Identify each line containing the word "placement" and copy it.

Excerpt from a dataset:
++++++++

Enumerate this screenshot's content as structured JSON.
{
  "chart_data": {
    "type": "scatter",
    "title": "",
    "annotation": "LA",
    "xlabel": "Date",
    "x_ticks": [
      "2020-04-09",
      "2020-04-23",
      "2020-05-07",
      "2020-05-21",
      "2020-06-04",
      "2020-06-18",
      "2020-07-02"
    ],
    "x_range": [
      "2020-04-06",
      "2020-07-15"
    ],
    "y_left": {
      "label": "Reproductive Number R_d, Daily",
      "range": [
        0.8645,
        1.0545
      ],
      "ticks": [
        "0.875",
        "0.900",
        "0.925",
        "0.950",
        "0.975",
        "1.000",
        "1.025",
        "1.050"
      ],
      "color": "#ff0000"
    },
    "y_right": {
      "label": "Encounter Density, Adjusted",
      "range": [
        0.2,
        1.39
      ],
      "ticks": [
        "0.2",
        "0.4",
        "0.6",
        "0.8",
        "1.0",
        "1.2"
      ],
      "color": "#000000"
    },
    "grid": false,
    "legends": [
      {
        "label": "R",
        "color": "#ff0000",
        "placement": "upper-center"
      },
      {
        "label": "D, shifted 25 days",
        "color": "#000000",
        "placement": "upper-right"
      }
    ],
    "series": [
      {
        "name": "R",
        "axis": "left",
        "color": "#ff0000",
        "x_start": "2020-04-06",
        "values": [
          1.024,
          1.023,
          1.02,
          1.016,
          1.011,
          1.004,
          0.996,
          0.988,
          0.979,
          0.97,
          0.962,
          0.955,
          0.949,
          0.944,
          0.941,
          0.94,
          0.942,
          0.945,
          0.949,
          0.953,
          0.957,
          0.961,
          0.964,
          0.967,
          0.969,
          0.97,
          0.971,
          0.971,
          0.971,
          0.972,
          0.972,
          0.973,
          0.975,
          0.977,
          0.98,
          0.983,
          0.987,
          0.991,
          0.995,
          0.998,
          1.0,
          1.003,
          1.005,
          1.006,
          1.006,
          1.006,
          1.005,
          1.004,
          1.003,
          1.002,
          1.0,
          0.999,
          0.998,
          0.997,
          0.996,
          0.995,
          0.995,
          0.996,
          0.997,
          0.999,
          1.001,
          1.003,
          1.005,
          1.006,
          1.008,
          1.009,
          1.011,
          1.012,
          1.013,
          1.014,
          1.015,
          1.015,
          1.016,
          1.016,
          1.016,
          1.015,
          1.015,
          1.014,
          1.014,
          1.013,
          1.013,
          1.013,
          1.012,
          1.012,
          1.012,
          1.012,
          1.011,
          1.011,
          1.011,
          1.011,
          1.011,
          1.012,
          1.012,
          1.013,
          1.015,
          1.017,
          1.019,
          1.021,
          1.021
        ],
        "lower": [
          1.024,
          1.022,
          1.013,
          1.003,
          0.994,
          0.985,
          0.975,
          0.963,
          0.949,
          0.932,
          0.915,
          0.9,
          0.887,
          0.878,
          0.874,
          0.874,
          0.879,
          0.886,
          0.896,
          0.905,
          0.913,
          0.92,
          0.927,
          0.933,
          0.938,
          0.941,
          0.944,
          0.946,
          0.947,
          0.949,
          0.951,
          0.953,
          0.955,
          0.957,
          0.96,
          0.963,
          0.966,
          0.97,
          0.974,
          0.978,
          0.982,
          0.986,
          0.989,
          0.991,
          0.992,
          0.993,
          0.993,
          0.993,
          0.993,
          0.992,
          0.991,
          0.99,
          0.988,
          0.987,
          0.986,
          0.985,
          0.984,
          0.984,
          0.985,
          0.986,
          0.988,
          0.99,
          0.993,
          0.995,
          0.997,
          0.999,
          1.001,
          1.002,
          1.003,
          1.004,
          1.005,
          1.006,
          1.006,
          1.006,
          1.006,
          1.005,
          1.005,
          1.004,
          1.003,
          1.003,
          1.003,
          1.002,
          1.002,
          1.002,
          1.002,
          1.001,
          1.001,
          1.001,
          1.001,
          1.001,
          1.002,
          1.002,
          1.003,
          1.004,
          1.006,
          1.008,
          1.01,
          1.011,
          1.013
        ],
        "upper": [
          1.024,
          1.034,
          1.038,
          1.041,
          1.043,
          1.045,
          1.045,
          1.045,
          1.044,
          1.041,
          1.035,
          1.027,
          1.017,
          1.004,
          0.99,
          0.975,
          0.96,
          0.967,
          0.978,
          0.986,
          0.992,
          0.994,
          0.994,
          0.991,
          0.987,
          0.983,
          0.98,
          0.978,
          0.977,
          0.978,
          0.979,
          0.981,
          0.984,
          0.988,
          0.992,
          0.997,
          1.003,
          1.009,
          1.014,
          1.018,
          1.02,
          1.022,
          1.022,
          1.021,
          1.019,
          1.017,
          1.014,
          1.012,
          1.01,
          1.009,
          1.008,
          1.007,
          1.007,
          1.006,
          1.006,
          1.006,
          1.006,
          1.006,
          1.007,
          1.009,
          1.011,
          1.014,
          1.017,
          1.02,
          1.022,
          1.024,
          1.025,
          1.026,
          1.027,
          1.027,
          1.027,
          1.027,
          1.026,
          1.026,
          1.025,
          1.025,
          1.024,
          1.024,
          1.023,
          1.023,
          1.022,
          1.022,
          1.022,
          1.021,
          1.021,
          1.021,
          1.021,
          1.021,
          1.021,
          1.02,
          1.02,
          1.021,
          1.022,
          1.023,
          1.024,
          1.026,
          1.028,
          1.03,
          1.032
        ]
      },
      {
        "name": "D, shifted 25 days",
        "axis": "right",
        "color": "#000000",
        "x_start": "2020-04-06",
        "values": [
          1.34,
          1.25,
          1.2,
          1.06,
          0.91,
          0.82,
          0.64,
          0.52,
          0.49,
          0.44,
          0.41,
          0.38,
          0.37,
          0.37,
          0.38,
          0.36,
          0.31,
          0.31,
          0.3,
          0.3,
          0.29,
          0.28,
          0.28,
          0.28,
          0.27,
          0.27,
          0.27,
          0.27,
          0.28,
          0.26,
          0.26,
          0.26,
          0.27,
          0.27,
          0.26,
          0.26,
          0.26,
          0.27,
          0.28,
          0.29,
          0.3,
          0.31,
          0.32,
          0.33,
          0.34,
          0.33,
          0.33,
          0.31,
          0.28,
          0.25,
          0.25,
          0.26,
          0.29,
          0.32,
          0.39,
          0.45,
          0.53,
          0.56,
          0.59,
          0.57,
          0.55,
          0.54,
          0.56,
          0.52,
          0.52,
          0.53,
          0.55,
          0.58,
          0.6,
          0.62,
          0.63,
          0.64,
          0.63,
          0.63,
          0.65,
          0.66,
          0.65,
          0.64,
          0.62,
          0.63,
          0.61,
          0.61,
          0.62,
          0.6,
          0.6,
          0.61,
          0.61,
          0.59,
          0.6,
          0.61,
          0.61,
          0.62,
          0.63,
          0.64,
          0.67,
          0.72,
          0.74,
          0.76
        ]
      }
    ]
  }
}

++++++++

▸ EXERCISE RESULT:
        "placement": "upper-center"
        "placement": "upper-right"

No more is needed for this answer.